| What you will do |
Report how many lines contain the word "Surface"; answer with the number only.
====== Extracted records ======
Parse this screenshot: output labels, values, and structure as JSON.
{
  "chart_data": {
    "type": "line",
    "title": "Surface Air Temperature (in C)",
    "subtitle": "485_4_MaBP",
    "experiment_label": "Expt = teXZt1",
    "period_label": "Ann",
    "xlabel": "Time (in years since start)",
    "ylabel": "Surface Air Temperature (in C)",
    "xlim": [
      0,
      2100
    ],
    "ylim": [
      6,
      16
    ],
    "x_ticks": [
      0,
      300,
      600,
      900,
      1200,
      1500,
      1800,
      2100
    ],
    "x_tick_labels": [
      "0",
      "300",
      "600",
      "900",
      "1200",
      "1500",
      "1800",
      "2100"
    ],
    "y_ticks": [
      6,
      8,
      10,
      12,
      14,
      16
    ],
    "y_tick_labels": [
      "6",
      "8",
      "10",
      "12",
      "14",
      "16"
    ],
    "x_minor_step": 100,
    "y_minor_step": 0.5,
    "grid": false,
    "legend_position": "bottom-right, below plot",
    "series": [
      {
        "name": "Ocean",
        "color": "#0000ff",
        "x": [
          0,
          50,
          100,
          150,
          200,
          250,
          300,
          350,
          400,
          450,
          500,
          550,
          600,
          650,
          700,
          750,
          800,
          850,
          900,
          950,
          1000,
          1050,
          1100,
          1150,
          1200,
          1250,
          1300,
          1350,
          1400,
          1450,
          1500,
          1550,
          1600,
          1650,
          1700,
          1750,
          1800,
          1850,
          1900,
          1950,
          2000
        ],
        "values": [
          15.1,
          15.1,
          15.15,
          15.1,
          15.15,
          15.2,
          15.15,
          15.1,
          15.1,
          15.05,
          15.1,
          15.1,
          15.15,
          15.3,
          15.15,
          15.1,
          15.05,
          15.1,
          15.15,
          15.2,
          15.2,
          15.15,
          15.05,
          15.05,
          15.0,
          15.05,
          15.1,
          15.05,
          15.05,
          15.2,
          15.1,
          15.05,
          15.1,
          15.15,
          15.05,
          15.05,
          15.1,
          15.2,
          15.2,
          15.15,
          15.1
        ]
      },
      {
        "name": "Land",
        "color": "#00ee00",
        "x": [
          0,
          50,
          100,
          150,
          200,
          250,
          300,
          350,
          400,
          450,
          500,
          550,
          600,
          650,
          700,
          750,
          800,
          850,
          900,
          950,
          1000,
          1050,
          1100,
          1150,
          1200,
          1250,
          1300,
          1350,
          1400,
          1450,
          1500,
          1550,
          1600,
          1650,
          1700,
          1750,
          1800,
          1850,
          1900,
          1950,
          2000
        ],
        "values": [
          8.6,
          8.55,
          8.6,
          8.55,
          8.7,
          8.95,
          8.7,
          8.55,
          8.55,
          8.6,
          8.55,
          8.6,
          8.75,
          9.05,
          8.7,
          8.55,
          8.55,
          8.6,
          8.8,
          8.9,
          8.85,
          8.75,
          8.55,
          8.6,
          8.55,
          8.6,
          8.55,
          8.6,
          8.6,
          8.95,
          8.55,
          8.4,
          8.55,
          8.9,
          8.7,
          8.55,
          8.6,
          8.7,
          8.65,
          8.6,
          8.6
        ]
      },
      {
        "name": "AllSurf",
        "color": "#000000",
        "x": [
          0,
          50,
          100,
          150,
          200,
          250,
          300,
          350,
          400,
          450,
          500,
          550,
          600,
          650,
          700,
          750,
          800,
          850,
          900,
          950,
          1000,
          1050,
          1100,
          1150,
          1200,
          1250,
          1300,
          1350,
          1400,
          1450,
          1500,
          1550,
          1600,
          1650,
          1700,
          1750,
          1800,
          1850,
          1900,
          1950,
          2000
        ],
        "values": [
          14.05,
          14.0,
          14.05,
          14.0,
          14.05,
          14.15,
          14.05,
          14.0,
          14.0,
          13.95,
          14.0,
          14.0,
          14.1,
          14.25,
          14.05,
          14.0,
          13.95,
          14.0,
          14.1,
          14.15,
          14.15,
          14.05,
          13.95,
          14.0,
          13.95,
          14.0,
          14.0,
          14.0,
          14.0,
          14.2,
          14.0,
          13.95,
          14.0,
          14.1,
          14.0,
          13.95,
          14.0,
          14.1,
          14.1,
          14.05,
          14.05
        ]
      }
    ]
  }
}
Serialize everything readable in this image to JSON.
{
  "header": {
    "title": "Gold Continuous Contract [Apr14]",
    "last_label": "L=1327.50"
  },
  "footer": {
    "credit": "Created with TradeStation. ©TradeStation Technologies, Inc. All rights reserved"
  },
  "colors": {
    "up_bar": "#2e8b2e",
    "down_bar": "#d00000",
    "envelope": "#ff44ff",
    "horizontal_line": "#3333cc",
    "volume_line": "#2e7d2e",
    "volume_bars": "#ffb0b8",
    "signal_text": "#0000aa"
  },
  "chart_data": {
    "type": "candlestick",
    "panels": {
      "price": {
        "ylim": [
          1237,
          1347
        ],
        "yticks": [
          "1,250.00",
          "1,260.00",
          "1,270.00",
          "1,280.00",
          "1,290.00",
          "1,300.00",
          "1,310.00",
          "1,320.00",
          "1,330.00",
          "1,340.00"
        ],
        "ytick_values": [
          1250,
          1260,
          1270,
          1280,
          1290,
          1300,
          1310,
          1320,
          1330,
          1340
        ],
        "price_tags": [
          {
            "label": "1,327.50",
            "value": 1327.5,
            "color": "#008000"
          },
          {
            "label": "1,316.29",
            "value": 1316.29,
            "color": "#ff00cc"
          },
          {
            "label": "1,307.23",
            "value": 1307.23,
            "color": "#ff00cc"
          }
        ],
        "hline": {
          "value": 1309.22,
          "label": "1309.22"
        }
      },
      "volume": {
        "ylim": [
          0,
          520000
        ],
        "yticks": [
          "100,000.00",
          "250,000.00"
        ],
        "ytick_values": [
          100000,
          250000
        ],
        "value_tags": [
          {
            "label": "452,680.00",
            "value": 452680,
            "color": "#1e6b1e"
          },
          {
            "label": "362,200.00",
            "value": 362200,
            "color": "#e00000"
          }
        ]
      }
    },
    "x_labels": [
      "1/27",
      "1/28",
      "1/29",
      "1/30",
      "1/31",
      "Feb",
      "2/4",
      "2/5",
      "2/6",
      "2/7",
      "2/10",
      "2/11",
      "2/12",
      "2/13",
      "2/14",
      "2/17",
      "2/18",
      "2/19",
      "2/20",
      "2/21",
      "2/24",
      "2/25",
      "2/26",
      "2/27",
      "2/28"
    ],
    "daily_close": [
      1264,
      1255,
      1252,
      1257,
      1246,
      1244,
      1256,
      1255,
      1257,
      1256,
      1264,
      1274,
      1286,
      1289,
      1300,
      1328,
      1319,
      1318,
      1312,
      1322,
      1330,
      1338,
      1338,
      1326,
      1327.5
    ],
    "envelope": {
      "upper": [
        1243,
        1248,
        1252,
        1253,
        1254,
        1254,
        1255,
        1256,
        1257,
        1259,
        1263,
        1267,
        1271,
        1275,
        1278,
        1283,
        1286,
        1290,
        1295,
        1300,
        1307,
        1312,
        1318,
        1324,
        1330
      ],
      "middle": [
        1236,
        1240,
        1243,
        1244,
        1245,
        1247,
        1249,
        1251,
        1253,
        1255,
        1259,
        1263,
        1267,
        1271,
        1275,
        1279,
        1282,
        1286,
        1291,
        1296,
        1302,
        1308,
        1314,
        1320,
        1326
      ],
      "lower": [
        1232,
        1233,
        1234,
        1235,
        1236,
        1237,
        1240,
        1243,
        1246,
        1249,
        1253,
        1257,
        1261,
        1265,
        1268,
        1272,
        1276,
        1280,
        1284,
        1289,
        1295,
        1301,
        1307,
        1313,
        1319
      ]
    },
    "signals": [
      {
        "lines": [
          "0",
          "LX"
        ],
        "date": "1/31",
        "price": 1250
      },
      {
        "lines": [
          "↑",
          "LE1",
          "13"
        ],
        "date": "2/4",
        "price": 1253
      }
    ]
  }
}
======
| Correct response |
2